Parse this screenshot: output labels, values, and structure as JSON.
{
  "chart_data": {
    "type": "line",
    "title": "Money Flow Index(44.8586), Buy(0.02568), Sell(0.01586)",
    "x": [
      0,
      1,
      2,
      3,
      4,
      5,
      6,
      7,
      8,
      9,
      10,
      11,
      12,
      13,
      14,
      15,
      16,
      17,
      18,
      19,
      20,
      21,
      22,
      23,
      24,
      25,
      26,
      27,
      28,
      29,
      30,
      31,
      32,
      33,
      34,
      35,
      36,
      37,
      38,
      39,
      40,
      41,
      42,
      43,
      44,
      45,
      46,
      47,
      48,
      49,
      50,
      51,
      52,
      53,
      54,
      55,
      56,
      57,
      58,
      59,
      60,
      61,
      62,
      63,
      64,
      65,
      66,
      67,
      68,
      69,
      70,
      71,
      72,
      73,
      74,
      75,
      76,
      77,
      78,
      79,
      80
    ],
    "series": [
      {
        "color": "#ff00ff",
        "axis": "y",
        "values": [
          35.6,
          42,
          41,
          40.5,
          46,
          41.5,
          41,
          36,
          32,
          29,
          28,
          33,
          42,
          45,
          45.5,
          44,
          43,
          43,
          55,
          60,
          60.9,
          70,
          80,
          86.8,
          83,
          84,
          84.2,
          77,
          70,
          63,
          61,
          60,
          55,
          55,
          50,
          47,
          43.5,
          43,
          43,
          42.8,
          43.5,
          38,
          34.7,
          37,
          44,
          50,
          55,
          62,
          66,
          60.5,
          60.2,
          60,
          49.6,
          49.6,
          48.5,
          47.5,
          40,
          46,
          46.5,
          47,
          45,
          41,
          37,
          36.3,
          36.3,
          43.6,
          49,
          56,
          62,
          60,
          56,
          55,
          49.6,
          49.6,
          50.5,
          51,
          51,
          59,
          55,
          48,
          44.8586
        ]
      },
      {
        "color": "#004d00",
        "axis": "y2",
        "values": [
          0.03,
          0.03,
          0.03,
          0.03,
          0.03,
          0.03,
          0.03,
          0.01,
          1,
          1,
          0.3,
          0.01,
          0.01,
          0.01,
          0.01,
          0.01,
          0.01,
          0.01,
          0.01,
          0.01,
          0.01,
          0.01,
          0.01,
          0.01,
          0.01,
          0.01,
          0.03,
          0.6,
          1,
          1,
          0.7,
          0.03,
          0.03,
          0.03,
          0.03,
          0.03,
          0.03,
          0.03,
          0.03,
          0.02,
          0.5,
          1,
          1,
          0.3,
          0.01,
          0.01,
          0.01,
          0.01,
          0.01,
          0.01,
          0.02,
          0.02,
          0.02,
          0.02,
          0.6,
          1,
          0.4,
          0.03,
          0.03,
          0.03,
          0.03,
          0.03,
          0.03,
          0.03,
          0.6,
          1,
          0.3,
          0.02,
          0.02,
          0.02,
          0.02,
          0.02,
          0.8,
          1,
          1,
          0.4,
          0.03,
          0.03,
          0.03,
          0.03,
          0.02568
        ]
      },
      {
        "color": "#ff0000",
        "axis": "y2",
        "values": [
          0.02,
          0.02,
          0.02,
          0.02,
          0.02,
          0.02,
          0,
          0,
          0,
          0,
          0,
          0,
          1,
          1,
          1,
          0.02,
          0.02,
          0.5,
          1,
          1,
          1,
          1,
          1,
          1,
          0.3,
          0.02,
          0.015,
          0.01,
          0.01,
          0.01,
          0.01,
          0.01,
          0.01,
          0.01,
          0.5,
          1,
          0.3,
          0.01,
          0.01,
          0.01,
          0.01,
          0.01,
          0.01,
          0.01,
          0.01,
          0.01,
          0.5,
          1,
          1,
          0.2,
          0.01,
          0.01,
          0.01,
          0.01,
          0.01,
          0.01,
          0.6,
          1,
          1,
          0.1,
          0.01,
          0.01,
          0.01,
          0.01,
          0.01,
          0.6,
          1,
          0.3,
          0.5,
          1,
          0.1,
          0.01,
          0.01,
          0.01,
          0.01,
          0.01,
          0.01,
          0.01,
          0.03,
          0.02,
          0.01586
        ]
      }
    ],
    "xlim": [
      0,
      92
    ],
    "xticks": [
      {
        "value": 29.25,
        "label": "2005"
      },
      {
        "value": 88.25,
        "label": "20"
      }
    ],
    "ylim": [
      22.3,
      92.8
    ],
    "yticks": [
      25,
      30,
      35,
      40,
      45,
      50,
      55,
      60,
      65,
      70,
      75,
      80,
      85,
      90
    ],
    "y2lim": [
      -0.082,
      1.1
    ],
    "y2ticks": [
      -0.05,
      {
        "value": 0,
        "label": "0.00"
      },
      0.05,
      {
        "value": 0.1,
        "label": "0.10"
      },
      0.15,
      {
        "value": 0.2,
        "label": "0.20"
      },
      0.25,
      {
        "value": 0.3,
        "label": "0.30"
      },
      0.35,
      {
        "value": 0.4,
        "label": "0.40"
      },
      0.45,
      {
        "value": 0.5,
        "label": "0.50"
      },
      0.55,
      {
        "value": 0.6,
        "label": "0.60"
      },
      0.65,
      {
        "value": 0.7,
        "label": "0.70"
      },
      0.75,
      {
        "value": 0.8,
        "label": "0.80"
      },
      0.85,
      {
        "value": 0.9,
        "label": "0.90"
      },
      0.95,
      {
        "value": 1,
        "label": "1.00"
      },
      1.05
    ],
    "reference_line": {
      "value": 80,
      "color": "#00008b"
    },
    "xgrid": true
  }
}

Aim of the task: Take each line of the material that contains the word "color" and list it.

Reply:
        "color": "#ff00ff",
        "color": "#004d00",
        "color": "#ff0000",
      "color": "#00008b"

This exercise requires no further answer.